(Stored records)
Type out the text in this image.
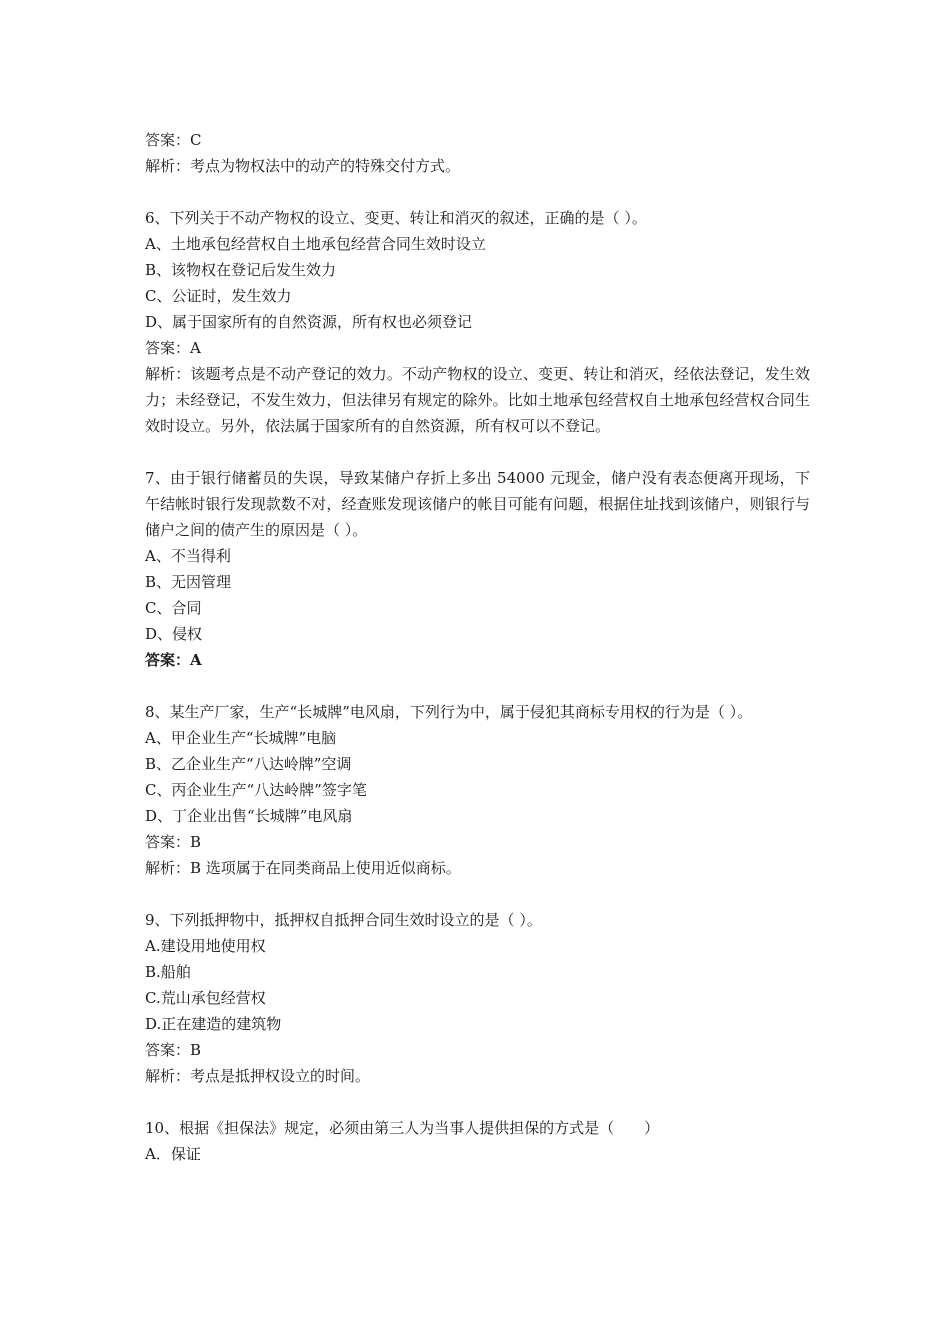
答案：C
解析：考点为物权法中的动产的特殊交付方式。
6、下列关于不动产物权的设立、变更、转让和消灭的叙述，正确的是（ ）。
A、土地承包经营权自土地承包经营合同生效时设立
B、该物权在登记后发生效力
C、公证时，发生效力
D、属于国家所有的自然资源，所有权也必须登记
答案：A
解析：该题考点是不动产登记的效力。不动产物权的设立、变更、转让和消灭，经依法登记，发生效力；未经登记，不发生效力，但法律另有规定的除外。比如土地承包经营权自土地承包经营权合同生效时设立。另外，依法属于国家所有的自然资源，所有权可以不登记。
7、由于银行储蓄员的失误，导致某储户存折上多出 54000 元现金，储户没有表态便离开现场，下午结帐时银行发现款数不对，经查账发现该储户的帐目可能有问题，根据住址找到该储户，则银行与储户之间的债产生的原因是（ ）。
A、不当得利
B、无因管理
C、合同
D、侵权
答案：A
8、某生产厂家，生产“长城牌”电风扇，下列行为中，属于侵犯其商标专用权的行为是（ ）。
A、甲企业生产“长城牌”电脑
B、乙企业生产“八达岭牌”空调
C、丙企业生产“八达岭牌”签字笔
D、丁企业出售“长城牌”电风扇
答案：B
解析：B 选项属于在同类商品上使用近似商标。
9、下列抵押物中，抵押权自抵押合同生效时设立的是（ ）。
A.建设用地使用权
B.船舶
C.荒山承包经营权
D.正在建造的建筑物
答案：B
解析：考点是抵押权设立的时间。
10、根据《担保法》规定，必须由第三人为当事人提供担保的方式是（　　）
A．保证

§ GIVEN INSTRUCTION
All entries must be written out again exactly as given, with no pictures in the copy.

§ ANSWER TO THE EXERCISE
Type out the text in this image.
答案：C
解析：考点为物权法中的动产的特殊交付方式。
6、下列关于不动产物权的设立、变更、转让和消灭的叙述，正确的是（ ）。
A、土地承包经营权自土地承包经营合同生效时设立
B、该物权在登记后发生效力
C、公证时，发生效力
D、属于国家所有的自然资源，所有权也必须登记
答案：A
解析：该题考点是不动产登记的效力。不动产物权的设立、变更、转让和消灭，经依法登记，发生效力；未经登记，不发生效力，但法律另有规定的除外。比如土地承包经营权自土地承包经营权合同生效时设立。另外，依法属于国家所有的自然资源，所有权可以不登记。
7、由于银行储蓄员的失误，导致某储户存折上多出 54000 元现金，储户没有表态便离开现场，下午结帐时银行发现款数不对，经查账发现该储户的帐目可能有问题，根据住址找到该储户，则银行与储户之间的债产生的原因是（ ）。
A、不当得利
B、无因管理
C、合同
D、侵权
答案：A
8、某生产厂家，生产“长城牌”电风扇，下列行为中，属于侵犯其商标专用权的行为是（ ）。
A、甲企业生产“长城牌”电脑
B、乙企业生产“八达岭牌”空调
C、丙企业生产“八达岭牌”签字笔
D、丁企业出售“长城牌”电风扇
答案：B
解析：B 选项属于在同类商品上使用近似商标。
9、下列抵押物中，抵押权自抵押合同生效时设立的是（ ）。
A.建设用地使用权
B.船舶
C.荒山承包经营权
D.正在建造的建筑物
答案：B
解析：考点是抵押权设立的时间。
10、根据《担保法》规定，必须由第三人为当事人提供担保的方式是（　　）
A．保证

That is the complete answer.